▸ SELECTION
· · · · · · ·
Nightmare is a fictional supervillain appearing in American comic books published by Marvel Comics. He first appeared in Strange Tales #110 and was created by Stan Lee and Steve Ditko. The character is depicted most commonly as a major enemy of Doctor Strange and Ghost Rider. Nightmare is the ruler of a Dream Dimension and he is one of the Fear Lords. He is also part of the group called The Six Fingered Hand. He can drain the psychic energies from the subconscious minds of dreaming beings.

Publication history
Nightmare first appeared in Strange Tales #110 (the first appearance of his enemy, Dr. Strange) and was created by Stan Lee and Steve Ditko.

Fictional character biography
He is the evil ruler of a "Dream Dimension", where tormented humans are brought during their sleep. He roams this realm on his demonic black horned horse named Dreamstalker. He appears as a chalk-white man with wild green hair, a green bodysuit, and a ragged cape. He was the first foe met by Doctor Strange when a man who was having troubling dreams went to Strange for help, though it is revealed this is due to him committing a murder. Later Nightmare imprisons several humans in his dimension, but Strange frees them. When Doctor Strange forgot to recite a spell before he slept, Nightmare started tormenting him, before Strange was freed after tricking Nightmare by casting an illusion of one of Nightmare's enemies.
· · · · · · ·
Raw records:

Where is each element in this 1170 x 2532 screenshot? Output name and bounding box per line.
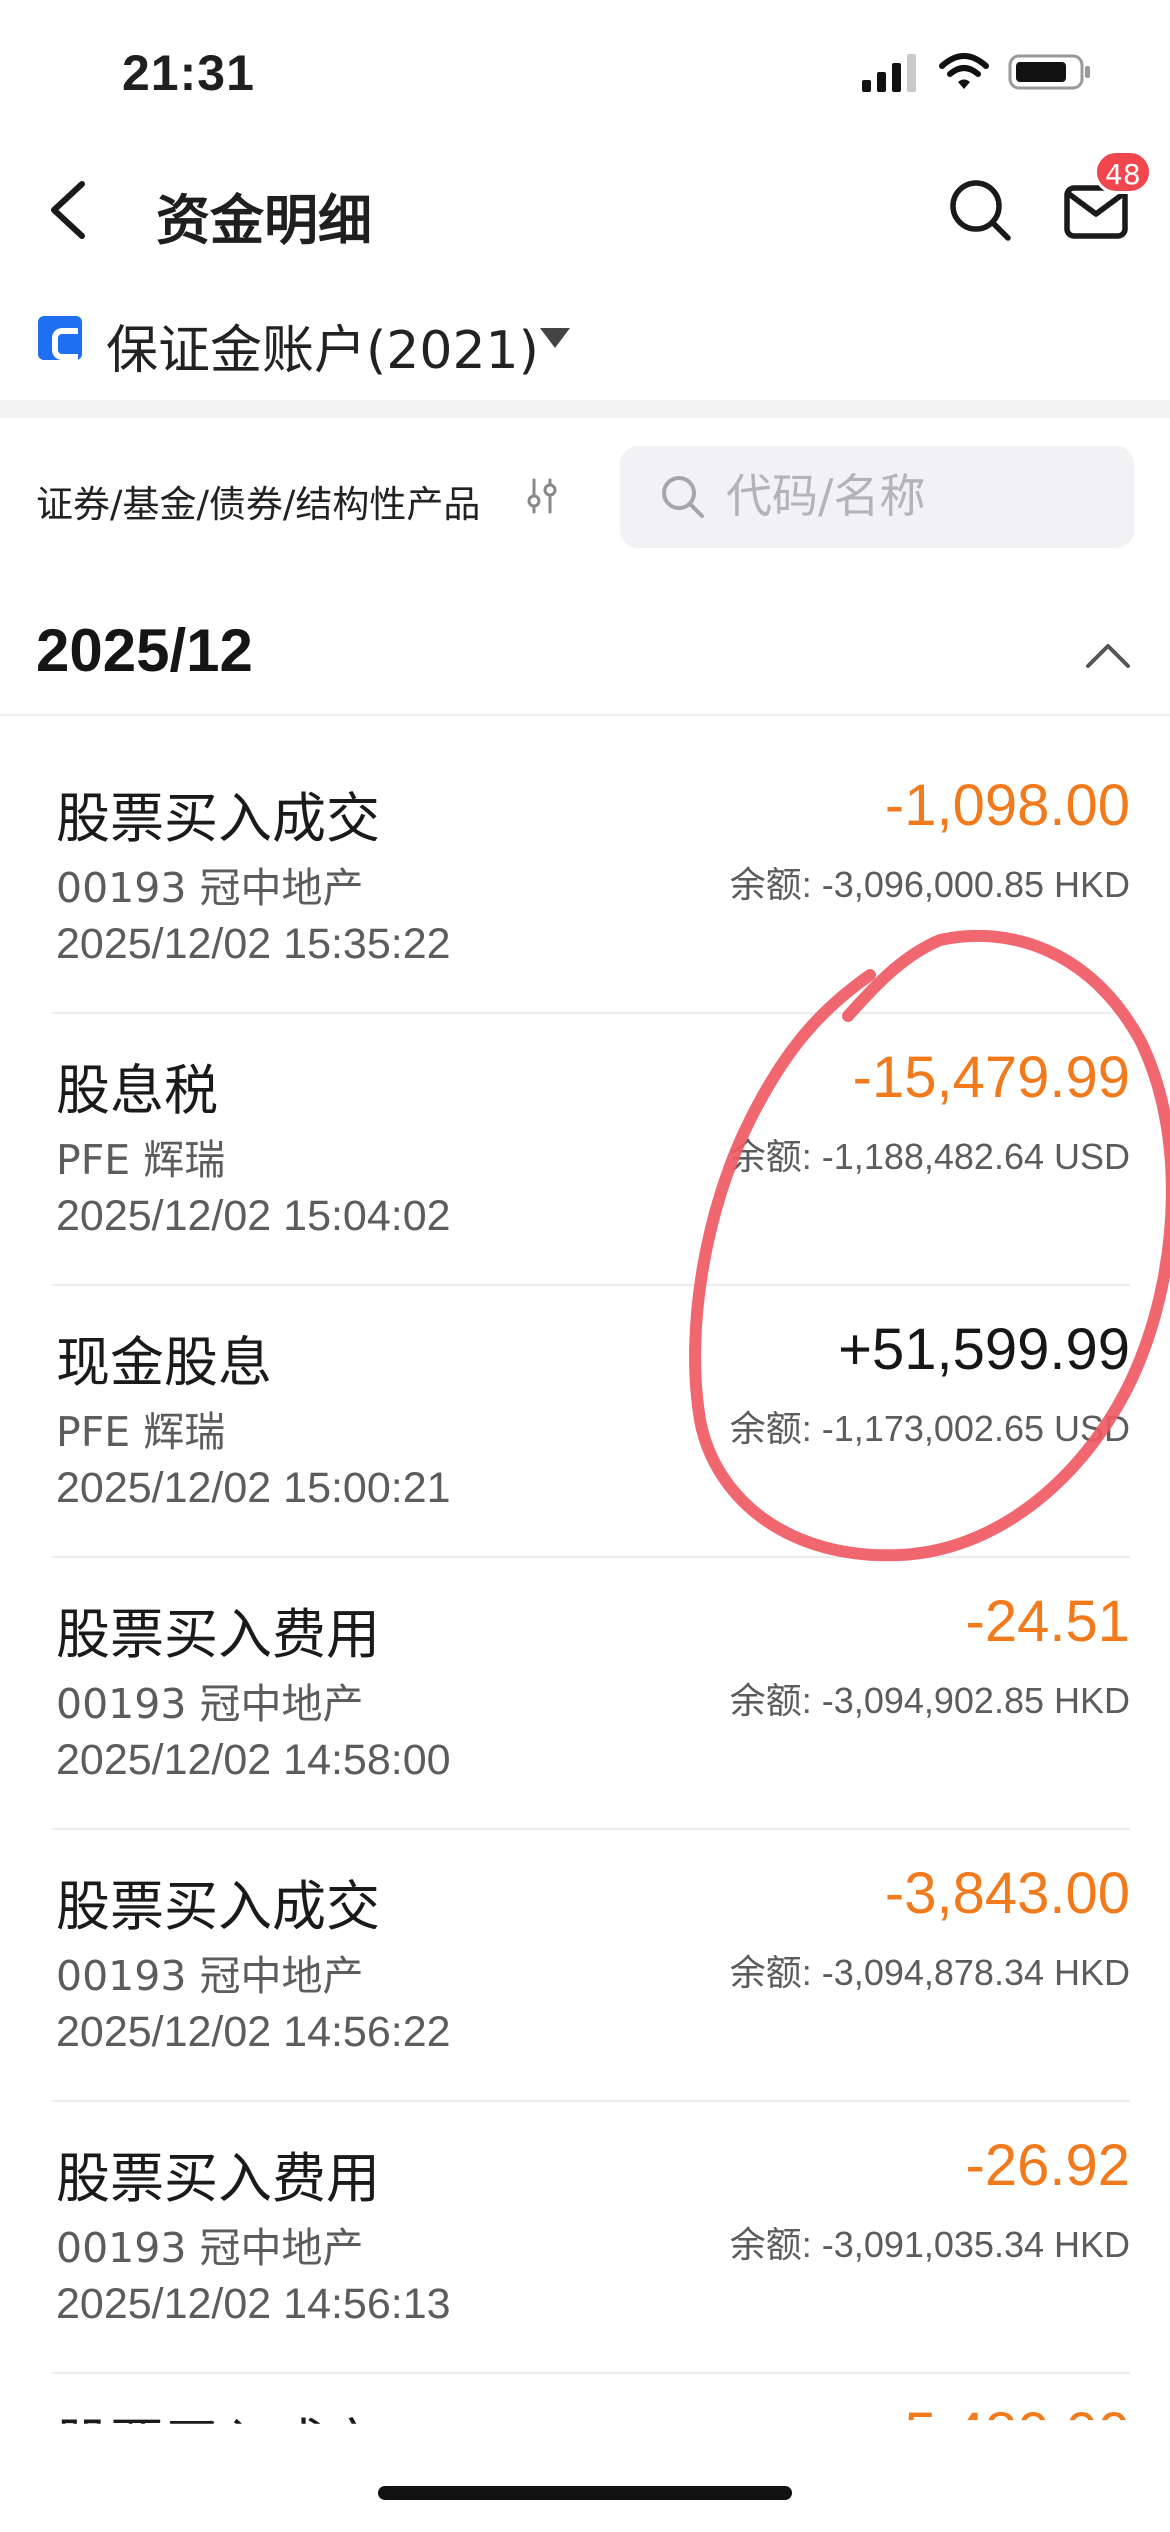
wifi-icon [939,53,989,89]
account-logo-icon [38,316,82,360]
search-button[interactable] [940,170,1020,250]
filter-icon[interactable] [522,476,562,516]
battery-icon [1008,54,1090,90]
balance-after: 余额: -3,091,035.34 HKD [729,2224,1130,2265]
security-name: PFE 辉瑞 [56,1136,226,1184]
month-header[interactable]: 2025/12 [0,596,1170,716]
list-item[interactable]: 现金股息 PFE 辉瑞 2025/12/02 15:00:21 +51,599.… [52,1286,1130,1558]
transaction-amount: +51,599.99 [838,1317,1130,1382]
balance-after: 余额: -3,096,000.85 HKD [729,864,1130,905]
transaction-amount: -3,843.00 [884,1861,1130,1926]
home-indicator[interactable] [378,2486,792,2500]
transaction-time: 2025/12/02 14:58:00 [56,1736,451,1784]
security-name: PFE 辉瑞 [56,1408,226,1456]
balance-after: 余额: -1,188,482.64 USD [729,1136,1130,1177]
status-bar: 21:31 [0,0,1170,150]
list-item[interactable]: 股息税 PFE 辉瑞 2025/12/02 15:04:02 -15,479.9… [52,1014,1130,1286]
search-input[interactable] [726,468,1106,524]
transaction-time: 2025/12/02 14:56:22 [56,2008,451,2056]
search-icon [950,180,1011,241]
transaction-type: 股票买入费用 [56,2147,380,2210]
status-time: 21:31 [122,45,255,101]
balance-after: 余额: -3,094,878.34 HKD [729,1952,1130,1993]
transaction-time: 2025/12/02 15:04:02 [56,1192,451,1240]
transaction-type: 现金股息 [56,1331,272,1394]
transaction-amount: -26.92 [965,2133,1130,2198]
list-item[interactable]: 股票买入成交 00193 冠中地产 2025/12/02 15:35:22 -1… [52,742,1130,1014]
bottom-safe-area [0,2428,1170,2532]
security-name: 00193 冠中地产 [56,864,364,912]
unread-badge: 48 [1094,150,1152,194]
transaction-type: 股票买入费用 [56,1603,380,1666]
security-name: 00193 冠中地产 [56,1680,364,1728]
section-divider [0,400,1170,418]
signal-icon [862,54,916,92]
security-name: 00193 冠中地产 [56,1952,364,2000]
security-type-filter[interactable]: 证券/基金/债券/结构性产品 [36,474,480,528]
balance-after: 余额: -3,094,902.85 HKD [729,1680,1130,1721]
account-name: 保证金账户(2021) [106,321,539,381]
page-title: 资金明细 [156,189,372,252]
account-selector[interactable]: 保证金账户(2021) [0,290,1170,390]
transaction-amount: -15,479.99 [852,1045,1130,1110]
balance-after: 余额: -1,173,002.65 USD [729,1408,1130,1449]
transaction-time: 2025/12/02 15:35:22 [56,920,451,968]
transaction-time: 2025/12/02 14:56:13 [56,2280,451,2328]
back-icon [51,181,85,239]
month-label: 2025/12 [36,617,253,684]
status-icons [860,52,1092,92]
filter-row: 证券/基金/债券/结构性产品 [0,440,1170,550]
search-field-icon [662,476,704,518]
transaction-amount: -1,098.00 [884,773,1130,838]
caret-down-icon [540,328,570,348]
transaction-type: 股票买入成交 [56,787,380,850]
nav-bar: 资金明细 [0,150,1170,270]
transaction-amount: -24.51 [965,1589,1130,1654]
transaction-type: 股票买入成交 [56,1875,380,1938]
transaction-time: 2025/12/02 15:00:21 [56,1464,451,1512]
list-item[interactable]: 股票买入成交 00193 冠中地产 2025/12/02 14:56:22 -3… [52,1830,1130,2102]
back-button[interactable] [30,172,106,248]
security-name: 00193 冠中地产 [56,2224,364,2272]
list-item[interactable]: 股票买入费用 00193 冠中地产 2025/12/02 14:58:00 -2… [52,1558,1130,1830]
transaction-type: 股息税 [56,1059,218,1122]
list-item[interactable]: 股票买入费用 00193 冠中地产 2025/12/02 14:56:13 -2… [52,2102,1130,2374]
chevron-up-icon[interactable] [1078,630,1138,680]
· · · · · · ·
▸ TASK OBJECTIVE
Pick up the article on the Marvel villain Nightmare right after its last sentence and write its next part.

▸ WRITTEN REPLY
Nightmare is a demon from the dimension Everinnye, like his "cousin", the Dweller-in-Darkness. Nightmare is dependent on the human race's need to dream. Without this ability, Nightmare would cease to exist, but humanity would go insane. At one point Strange and Nightmare had to join forces to prevent that from happening. Nightmare has run afoul of Spider-Man, Captain America, Ghost Rider, Dazzler, Wolverine, the Hulk, and Squirrel Girl on different occasions. Nightmare also served under Shuma-Gorath and warned Strange that the demon would be a force that even the Sorcerer Supreme would have trouble defeating, and he once joined the Fear Lords, a group of supernatural creatures who fed on fear, to attack Dr. Strange together. Their plans were undone when D'Spayre tricks him into competing with the Dweller-in-Darkness over who could frighten humanity more.

Nightmare is the father of the Dreamqueen, a similar being who rules her own "dream dimension". She was conceived when Nightmare impregnated a succubus named Zhilla Char.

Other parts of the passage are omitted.